GIVEN TASK:
Print the records below exactly as they appear.

SOURCE DATA:
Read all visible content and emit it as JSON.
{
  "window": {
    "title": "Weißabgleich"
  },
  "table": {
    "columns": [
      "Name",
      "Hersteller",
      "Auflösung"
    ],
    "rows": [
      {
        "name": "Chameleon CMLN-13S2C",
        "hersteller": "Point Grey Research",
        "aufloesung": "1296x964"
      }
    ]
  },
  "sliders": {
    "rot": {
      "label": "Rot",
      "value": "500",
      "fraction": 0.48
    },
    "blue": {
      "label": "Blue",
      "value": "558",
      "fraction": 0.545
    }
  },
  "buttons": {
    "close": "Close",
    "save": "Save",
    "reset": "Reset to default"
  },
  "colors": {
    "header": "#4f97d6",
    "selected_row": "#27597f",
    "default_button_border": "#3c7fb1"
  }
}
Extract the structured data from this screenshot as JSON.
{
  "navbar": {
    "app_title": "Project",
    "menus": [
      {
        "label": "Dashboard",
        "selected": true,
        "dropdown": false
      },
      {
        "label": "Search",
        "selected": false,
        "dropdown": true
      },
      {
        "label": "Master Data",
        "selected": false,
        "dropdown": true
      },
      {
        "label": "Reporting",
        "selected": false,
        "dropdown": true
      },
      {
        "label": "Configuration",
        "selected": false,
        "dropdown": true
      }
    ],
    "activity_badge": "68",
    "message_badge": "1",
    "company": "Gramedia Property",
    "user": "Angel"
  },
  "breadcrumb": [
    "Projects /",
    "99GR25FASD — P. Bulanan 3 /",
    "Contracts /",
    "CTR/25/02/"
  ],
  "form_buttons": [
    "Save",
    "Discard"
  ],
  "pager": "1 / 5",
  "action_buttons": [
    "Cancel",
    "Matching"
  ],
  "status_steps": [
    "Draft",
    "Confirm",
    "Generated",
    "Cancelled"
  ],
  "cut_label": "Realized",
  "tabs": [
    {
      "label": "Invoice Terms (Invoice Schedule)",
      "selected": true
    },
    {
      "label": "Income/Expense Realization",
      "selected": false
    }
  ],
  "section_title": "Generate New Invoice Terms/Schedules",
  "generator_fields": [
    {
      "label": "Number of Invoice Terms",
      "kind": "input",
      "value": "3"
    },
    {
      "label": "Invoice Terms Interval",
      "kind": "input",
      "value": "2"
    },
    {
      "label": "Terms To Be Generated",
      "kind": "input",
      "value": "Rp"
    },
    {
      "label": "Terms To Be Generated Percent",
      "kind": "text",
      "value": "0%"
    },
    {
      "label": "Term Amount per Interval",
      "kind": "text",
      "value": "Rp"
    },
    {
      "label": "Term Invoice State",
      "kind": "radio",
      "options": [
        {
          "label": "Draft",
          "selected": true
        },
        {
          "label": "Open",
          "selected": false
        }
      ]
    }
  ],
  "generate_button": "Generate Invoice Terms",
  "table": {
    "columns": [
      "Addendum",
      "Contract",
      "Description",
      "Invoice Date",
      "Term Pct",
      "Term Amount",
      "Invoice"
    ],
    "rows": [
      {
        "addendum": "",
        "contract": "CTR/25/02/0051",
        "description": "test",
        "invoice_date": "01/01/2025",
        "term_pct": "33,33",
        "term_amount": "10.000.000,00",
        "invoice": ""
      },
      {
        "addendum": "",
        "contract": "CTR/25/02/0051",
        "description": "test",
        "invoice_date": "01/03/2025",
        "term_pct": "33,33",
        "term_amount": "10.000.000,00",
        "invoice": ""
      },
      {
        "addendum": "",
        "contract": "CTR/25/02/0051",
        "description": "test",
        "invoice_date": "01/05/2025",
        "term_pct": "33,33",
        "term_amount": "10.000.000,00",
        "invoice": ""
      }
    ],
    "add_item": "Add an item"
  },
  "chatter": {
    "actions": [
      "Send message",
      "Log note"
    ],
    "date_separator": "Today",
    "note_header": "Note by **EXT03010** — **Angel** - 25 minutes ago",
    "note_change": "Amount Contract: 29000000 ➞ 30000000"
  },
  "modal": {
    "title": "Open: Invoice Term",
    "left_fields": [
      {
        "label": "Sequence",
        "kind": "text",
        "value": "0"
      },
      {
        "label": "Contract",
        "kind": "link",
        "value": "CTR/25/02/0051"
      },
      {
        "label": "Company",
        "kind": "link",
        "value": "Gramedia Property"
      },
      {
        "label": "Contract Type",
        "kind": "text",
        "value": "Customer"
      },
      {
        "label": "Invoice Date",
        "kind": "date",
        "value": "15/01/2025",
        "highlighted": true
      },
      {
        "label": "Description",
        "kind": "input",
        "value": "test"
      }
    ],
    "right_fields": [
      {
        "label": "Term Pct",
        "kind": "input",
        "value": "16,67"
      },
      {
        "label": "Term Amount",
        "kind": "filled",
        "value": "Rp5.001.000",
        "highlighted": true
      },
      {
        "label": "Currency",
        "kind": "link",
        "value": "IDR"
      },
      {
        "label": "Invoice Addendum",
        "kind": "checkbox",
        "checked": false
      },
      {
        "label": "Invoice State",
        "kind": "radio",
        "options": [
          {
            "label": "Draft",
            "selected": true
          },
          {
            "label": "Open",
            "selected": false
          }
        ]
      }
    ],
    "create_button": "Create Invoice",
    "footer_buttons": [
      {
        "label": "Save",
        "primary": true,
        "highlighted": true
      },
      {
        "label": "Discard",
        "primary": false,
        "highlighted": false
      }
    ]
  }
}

RESPONSE TO THE TASK:
Read all visible content and emit it as JSON.
{
  "window": {
    "title": "Weißabgleich"
  },
  "table": {
    "columns": [
      "Name",
      "Hersteller",
      "Auflösung"
    ],
    "rows": [
      {
        "name": "Chameleon CMLN-13S2C",
        "hersteller": "Point Grey Research",
        "aufloesung": "1296x964"
      }
    ]
  },
  "sliders": {
    "rot": {
      "label": "Rot",
      "value": "500",
      "fraction": 0.48
    },
    "blue": {
      "label": "Blue",
      "value": "558",
      "fraction": 0.545
    }
  },
  "buttons": {
    "close": "Close",
    "save": "Save",
    "reset": "Reset to default"
  },
  "colors": {
    "header": "#4f97d6",
    "selected_row": "#27597f",
    "default_button_border": "#3c7fb1"
  }
}
Extract the structured data from this screenshot as JSON.
{
  "navbar": {
    "app_title": "Project",
    "menus": [
      {
        "label": "Dashboard",
        "selected": true,
        "dropdown": false
      },
      {
        "label": "Search",
        "selected": false,
        "dropdown": true
      },
      {
        "label": "Master Data",
        "selected": false,
        "dropdown": true
      },
      {
        "label": "Reporting",
        "selected": false,
        "dropdown": true
      },
      {
        "label": "Configuration",
        "selected": false,
        "dropdown": true
      }
    ],
    "activity_badge": "68",
    "message_badge": "1",
    "company": "Gramedia Property",
    "user": "Angel"
  },
  "breadcrumb": [
    "Projects /",
    "99GR25FASD — P. Bulanan 3 /",
    "Contracts /",
    "CTR/25/02/"
  ],
  "form_buttons": [
    "Save",
    "Discard"
  ],
  "pager": "1 / 5",
  "action_buttons": [
    "Cancel",
    "Matching"
  ],
  "status_steps": [
    "Draft",
    "Confirm",
    "Generated",
    "Cancelled"
  ],
  "cut_label": "Realized",
  "tabs": [
    {
      "label": "Invoice Terms (Invoice Schedule)",
      "selected": true
    },
    {
      "label": "Income/Expense Realization",
      "selected": false
    }
  ],
  "section_title": "Generate New Invoice Terms/Schedules",
  "generator_fields": [
    {
      "label": "Number of Invoice Terms",
      "kind": "input",
      "value": "3"
    },
    {
      "label": "Invoice Terms Interval",
      "kind": "input",
      "value": "2"
    },
    {
      "label": "Terms To Be Generated",
      "kind": "input",
      "value": "Rp"
    },
    {
      "label": "Terms To Be Generated Percent",
      "kind": "text",
      "value": "0%"
    },
    {
      "label": "Term Amount per Interval",
      "kind": "text",
      "value": "Rp"
    },
    {
      "label": "Term Invoice State",
      "kind": "radio",
      "options": [
        {
          "label": "Draft",
          "selected": true
        },
        {
          "label": "Open",
          "selected": false
        }
      ]
    }
  ],
  "generate_button": "Generate Invoice Terms",
  "table": {
    "columns": [
      "Addendum",
      "Contract",
      "Description",
      "Invoice Date",
      "Term Pct",
      "Term Amount",
      "Invoice"
    ],
    "rows": [
      {
        "addendum": "",
        "contract": "CTR/25/02/0051",
        "description": "test",
        "invoice_date": "01/01/2025",
        "term_pct": "33,33",
        "term_amount": "10.000.000,00",
        "invoice": ""
      },
      {
        "addendum": "",
        "contract": "CTR/25/02/0051",
        "description": "test",
        "invoice_date": "01/03/2025",
        "term_pct": "33,33",
        "term_amount": "10.000.000,00",
        "invoice": ""
      },
      {
        "addendum": "",
        "contract": "CTR/25/02/0051",
        "description": "test",
        "invoice_date": "01/05/2025",
        "term_pct": "33,33",
        "term_amount": "10.000.000,00",
        "invoice": ""
      }
    ],
    "add_item": "Add an item"
  },
  "chatter": {
    "actions": [
      "Send message",
      "Log note"
    ],
    "date_separator": "Today",
    "note_header": "Note by **EXT03010** — **Angel** - 25 minutes ago",
    "note_change": "Amount Contract: 29000000 ➞ 30000000"
  },
  "modal": {
    "title": "Open: Invoice Term",
    "left_fields": [
      {
        "label": "Sequence",
        "kind": "text",
        "value": "0"
      },
      {
        "label": "Contract",
        "kind": "link",
        "value": "CTR/25/02/0051"
      },
      {
        "label": "Company",
        "kind": "link",
        "value": "Gramedia Property"
      },
      {
        "label": "Contract Type",
        "kind": "text",
        "value": "Customer"
      },
      {
        "label": "Invoice Date",
        "kind": "date",
        "value": "15/01/2025",
        "highlighted": true
      },
      {
        "label": "Description",
        "kind": "input",
        "value": "test"
      }
    ],
    "right_fields": [
      {
        "label": "Term Pct",
        "kind": "input",
        "value": "16,67"
      },
      {
        "label": "Term Amount",
        "kind": "filled",
        "value": "Rp5.001.000",
        "highlighted": true
      },
      {
        "label": "Currency",
        "kind": "link",
        "value": "IDR"
      },
      {
        "label": "Invoice Addendum",
        "kind": "checkbox",
        "checked": false
      },
      {
        "label": "Invoice State",
        "kind": "radio",
        "options": [
          {
            "label": "Draft",
            "selected": true
          },
          {
            "label": "Open",
            "selected": false
          }
        ]
      }
    ],
    "create_button": "Create Invoice",
    "footer_buttons": [
      {
        "label": "Save",
        "primary": true,
        "highlighted": true
      },
      {
        "label": "Discard",
        "primary": false,
        "highlighted": false
      }
    ]
  }
}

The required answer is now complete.